Return the count of lines that mention "consistenza", with no other words.

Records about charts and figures
···

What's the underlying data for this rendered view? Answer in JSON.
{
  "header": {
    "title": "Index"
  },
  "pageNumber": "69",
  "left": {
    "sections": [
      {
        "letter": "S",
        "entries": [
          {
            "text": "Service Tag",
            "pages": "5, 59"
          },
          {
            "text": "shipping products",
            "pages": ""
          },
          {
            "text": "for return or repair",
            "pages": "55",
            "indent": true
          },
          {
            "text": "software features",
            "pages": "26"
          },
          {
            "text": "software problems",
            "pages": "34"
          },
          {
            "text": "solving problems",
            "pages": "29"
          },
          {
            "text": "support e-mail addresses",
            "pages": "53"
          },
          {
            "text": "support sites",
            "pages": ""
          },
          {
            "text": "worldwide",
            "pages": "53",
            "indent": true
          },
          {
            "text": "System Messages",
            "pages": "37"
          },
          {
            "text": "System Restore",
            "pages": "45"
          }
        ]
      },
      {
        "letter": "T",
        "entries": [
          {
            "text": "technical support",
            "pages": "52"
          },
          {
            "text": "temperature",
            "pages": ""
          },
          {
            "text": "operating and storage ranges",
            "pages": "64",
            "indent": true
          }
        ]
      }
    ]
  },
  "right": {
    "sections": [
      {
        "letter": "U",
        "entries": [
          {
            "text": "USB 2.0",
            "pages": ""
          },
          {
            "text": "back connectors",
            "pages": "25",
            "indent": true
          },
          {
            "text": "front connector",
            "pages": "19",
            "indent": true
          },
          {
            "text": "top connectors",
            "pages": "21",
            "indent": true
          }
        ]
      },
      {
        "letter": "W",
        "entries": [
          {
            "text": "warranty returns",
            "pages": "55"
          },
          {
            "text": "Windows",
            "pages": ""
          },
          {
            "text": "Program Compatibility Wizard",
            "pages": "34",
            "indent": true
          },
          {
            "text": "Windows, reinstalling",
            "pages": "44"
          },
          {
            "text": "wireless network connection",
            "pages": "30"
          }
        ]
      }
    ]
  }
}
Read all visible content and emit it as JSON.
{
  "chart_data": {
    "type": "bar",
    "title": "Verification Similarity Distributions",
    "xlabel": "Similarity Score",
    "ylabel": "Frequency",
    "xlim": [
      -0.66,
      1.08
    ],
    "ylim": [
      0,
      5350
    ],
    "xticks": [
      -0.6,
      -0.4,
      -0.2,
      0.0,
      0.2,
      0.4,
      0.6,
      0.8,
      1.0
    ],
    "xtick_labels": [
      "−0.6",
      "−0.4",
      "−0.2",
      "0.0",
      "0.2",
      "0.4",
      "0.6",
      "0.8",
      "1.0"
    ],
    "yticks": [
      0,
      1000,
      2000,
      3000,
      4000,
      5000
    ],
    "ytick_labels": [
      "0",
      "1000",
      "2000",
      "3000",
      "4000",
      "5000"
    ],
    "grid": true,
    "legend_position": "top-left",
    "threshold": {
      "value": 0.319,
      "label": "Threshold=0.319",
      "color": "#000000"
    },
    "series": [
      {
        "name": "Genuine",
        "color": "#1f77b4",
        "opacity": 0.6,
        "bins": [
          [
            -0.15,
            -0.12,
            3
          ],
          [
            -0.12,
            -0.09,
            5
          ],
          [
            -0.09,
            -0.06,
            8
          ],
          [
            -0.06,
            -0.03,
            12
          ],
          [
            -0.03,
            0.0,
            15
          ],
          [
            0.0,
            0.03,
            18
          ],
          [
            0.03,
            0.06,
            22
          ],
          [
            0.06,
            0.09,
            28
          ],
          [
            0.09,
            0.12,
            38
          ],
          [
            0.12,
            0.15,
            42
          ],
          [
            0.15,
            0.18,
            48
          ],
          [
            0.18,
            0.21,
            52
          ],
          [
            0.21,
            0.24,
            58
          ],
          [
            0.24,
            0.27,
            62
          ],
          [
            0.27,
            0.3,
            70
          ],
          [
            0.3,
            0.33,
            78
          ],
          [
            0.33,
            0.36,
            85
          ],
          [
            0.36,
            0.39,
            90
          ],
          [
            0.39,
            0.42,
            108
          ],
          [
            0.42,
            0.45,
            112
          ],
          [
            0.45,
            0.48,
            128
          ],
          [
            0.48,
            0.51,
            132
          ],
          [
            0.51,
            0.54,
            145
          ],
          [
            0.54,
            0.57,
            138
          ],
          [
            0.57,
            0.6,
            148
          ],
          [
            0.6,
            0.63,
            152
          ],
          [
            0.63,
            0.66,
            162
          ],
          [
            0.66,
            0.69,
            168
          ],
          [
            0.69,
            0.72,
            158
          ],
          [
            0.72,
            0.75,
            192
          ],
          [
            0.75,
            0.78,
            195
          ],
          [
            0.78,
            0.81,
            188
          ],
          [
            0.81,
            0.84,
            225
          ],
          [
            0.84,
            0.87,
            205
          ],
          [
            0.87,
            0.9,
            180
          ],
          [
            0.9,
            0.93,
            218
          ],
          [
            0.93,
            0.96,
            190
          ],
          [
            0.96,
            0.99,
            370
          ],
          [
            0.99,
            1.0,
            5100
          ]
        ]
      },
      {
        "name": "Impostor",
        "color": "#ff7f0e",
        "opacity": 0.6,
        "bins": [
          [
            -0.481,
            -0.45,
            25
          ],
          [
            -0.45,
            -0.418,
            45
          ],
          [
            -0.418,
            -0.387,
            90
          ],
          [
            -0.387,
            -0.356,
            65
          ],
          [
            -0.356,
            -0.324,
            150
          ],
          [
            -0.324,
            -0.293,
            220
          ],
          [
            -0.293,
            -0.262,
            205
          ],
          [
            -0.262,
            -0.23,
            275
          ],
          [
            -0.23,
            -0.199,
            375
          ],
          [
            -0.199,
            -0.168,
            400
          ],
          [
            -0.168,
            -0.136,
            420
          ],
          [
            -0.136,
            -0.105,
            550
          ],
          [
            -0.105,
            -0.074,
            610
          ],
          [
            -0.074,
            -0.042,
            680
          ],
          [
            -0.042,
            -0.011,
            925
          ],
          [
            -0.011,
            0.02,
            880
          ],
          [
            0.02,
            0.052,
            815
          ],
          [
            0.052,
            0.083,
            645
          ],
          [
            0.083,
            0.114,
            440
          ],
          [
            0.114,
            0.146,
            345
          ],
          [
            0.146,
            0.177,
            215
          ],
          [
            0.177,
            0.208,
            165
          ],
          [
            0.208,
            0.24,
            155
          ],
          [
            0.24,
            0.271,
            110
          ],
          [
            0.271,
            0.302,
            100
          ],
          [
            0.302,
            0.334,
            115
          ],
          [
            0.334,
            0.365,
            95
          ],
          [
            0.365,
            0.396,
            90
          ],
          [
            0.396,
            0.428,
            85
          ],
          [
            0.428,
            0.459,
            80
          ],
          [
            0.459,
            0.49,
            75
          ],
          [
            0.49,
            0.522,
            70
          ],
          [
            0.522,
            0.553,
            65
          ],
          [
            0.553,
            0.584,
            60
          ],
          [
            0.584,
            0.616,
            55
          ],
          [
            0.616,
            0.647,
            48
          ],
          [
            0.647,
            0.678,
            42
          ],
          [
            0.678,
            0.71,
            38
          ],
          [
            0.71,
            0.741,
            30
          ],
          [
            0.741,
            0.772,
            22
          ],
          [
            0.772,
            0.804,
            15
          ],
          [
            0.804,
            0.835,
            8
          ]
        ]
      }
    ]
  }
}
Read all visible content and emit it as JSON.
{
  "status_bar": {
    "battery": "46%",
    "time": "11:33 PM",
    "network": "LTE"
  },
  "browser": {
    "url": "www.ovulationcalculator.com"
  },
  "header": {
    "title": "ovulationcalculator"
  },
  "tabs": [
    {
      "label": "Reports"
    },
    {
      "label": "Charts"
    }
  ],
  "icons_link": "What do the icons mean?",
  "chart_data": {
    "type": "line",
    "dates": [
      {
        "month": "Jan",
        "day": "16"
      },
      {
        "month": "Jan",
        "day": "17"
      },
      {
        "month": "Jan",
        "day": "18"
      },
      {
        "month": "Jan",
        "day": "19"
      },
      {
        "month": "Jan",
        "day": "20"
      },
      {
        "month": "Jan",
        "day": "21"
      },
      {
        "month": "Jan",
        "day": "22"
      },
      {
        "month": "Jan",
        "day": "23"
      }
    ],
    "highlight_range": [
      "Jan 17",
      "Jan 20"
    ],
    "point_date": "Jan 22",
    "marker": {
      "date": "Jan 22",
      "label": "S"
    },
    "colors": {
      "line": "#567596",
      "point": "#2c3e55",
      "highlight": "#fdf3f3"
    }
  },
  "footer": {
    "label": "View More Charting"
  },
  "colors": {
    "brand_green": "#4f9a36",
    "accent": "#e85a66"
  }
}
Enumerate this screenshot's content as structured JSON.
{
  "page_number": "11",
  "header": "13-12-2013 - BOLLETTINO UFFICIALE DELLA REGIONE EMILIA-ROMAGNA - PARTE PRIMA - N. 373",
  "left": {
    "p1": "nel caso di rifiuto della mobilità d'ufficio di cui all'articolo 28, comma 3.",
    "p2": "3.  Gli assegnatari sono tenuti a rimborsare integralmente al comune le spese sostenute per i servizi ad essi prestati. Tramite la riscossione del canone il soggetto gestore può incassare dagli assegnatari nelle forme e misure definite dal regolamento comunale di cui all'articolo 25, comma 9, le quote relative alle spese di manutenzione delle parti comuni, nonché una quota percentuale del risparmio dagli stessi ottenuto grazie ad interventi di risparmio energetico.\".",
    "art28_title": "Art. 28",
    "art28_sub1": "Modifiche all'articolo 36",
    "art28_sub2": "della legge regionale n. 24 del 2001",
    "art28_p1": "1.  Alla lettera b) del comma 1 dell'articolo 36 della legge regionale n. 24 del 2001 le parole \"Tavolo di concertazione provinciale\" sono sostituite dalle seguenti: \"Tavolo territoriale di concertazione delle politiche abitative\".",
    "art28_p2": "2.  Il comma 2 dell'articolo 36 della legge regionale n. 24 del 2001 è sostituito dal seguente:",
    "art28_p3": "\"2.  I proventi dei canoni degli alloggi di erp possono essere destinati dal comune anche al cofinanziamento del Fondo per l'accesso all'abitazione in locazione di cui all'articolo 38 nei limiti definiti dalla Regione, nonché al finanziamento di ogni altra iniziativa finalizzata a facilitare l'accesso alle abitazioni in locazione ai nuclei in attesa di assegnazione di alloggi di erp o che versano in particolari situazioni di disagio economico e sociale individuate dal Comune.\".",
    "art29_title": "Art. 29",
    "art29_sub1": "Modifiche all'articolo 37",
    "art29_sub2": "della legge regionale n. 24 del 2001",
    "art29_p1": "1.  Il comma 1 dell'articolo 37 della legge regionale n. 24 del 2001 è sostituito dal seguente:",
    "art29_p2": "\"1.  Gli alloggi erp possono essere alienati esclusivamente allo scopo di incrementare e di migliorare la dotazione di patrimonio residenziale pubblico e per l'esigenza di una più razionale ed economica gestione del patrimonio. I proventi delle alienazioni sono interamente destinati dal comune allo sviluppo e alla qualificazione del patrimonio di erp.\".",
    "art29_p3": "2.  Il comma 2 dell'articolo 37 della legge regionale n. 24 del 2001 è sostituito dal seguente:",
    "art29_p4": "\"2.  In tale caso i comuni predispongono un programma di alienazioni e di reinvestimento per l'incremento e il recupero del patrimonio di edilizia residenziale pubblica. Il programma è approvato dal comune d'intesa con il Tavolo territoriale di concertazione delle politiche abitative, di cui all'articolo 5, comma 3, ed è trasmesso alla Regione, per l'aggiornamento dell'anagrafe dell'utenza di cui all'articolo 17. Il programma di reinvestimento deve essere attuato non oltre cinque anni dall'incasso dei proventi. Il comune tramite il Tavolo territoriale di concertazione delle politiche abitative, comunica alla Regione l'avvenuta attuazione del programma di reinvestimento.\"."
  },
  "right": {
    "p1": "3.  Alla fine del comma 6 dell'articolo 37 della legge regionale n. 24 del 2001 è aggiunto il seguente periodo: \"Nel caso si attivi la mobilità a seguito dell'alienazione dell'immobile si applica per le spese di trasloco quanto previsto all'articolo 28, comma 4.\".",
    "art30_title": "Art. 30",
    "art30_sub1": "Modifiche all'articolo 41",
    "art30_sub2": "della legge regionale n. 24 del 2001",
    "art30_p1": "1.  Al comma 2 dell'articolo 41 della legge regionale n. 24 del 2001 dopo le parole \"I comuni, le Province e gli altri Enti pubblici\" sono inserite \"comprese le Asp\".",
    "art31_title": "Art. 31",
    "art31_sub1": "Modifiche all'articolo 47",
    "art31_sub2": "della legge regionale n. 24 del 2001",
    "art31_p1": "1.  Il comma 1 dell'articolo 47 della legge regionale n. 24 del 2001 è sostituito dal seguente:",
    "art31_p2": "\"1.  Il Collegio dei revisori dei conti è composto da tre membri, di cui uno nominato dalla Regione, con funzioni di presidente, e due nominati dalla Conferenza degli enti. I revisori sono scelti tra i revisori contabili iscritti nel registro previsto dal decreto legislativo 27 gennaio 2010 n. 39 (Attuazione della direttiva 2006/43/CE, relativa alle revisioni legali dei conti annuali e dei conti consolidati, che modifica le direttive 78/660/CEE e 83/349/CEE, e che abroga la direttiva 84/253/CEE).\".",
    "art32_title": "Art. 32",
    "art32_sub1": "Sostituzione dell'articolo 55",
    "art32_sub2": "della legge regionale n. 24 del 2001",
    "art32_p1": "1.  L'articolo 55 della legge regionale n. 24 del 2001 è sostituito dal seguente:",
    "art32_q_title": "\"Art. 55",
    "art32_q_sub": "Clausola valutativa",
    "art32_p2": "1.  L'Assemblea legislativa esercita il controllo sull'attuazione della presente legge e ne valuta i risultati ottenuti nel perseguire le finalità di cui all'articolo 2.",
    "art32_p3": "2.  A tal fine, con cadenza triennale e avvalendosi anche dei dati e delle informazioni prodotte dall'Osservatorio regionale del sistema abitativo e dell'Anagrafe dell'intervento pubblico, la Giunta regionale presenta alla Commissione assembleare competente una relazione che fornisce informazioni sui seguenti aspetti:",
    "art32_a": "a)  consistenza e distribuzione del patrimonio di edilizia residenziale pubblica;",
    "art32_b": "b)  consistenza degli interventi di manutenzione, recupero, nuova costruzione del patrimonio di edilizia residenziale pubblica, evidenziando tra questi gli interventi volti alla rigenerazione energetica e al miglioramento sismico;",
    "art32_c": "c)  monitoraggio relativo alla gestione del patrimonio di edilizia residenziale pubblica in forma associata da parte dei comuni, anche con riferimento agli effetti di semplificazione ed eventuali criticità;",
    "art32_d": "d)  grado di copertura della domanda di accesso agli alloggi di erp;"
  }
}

···

Solution for this exercise: 2